* Exercise input
--- Begin ---
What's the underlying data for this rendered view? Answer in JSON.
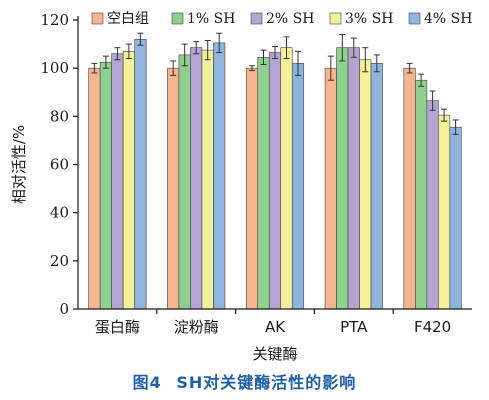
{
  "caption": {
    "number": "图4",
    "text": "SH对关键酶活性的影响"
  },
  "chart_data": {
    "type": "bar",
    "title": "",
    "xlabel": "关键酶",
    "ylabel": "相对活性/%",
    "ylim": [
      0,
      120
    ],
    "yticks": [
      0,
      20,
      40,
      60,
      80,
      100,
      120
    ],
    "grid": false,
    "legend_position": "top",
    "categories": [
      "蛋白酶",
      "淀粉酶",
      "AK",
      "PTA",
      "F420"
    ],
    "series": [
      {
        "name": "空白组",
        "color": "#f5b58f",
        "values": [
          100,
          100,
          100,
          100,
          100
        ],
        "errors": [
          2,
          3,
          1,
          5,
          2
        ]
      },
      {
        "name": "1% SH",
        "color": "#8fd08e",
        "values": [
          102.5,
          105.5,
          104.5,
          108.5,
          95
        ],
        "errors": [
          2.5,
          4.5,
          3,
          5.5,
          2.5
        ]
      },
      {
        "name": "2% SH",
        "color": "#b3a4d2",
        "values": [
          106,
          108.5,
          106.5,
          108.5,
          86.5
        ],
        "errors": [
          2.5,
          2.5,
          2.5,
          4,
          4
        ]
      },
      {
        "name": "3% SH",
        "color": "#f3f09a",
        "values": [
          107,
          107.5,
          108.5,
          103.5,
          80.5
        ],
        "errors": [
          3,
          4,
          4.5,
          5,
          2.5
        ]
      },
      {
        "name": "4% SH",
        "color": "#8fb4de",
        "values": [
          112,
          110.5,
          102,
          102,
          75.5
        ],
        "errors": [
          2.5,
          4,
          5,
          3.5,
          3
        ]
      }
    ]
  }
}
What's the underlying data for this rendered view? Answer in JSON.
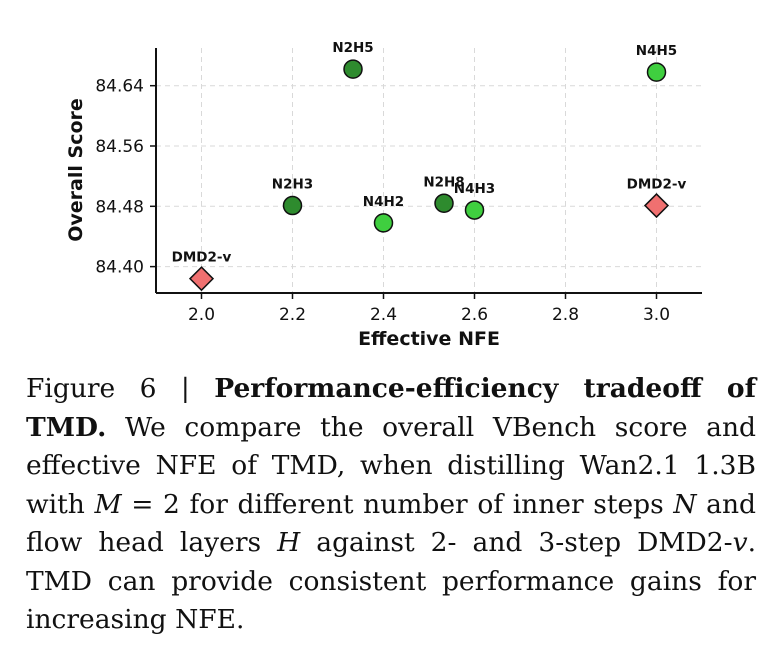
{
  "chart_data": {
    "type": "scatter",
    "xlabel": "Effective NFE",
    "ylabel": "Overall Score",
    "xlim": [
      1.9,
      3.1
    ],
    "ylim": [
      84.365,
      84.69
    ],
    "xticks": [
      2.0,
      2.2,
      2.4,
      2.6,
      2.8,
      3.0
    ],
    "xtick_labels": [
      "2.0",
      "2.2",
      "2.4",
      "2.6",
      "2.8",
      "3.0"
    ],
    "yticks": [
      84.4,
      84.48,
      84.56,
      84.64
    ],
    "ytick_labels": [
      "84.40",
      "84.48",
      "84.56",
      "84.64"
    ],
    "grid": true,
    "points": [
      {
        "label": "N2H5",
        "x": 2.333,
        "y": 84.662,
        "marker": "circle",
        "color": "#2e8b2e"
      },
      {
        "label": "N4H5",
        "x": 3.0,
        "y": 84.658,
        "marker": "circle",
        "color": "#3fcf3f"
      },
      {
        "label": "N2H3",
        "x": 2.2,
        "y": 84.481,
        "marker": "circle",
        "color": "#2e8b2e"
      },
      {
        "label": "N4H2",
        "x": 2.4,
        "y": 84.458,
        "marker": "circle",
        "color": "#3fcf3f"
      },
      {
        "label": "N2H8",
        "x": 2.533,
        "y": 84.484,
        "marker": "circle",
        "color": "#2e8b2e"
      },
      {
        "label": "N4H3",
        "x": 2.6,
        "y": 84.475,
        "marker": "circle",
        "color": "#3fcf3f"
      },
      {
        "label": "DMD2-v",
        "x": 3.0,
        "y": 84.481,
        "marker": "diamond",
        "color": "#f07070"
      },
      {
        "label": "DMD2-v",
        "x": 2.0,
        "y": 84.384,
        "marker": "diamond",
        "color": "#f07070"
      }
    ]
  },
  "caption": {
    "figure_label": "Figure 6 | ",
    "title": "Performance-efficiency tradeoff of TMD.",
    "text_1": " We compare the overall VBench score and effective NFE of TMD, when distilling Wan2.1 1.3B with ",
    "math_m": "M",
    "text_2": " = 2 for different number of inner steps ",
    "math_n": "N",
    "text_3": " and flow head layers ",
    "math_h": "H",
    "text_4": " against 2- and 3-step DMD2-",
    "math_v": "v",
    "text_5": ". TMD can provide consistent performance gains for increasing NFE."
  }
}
--- End ---
--- Begin ---
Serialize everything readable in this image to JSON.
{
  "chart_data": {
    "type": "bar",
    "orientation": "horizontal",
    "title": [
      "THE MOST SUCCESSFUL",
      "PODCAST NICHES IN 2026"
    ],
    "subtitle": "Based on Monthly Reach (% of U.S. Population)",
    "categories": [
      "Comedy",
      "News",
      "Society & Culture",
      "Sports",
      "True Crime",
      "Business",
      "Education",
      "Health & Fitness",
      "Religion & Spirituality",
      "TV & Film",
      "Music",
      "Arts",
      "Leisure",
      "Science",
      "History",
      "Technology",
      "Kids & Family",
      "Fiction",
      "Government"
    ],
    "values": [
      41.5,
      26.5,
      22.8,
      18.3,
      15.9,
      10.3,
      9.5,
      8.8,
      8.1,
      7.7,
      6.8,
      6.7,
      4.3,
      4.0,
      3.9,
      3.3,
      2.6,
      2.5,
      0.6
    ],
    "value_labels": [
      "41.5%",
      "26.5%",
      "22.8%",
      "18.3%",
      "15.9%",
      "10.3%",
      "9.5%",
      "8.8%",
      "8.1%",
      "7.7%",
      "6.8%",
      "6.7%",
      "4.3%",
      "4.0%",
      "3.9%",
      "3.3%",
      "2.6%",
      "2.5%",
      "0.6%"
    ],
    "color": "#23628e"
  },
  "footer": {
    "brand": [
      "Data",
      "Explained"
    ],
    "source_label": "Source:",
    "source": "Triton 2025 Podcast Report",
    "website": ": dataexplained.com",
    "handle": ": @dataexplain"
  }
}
--- End ---
* Goal of the exercise
Take every line above carrying "number" and return it.

* Response to the task
    "number": "图4",
    "text_2": " = 2 for different number of inner steps ",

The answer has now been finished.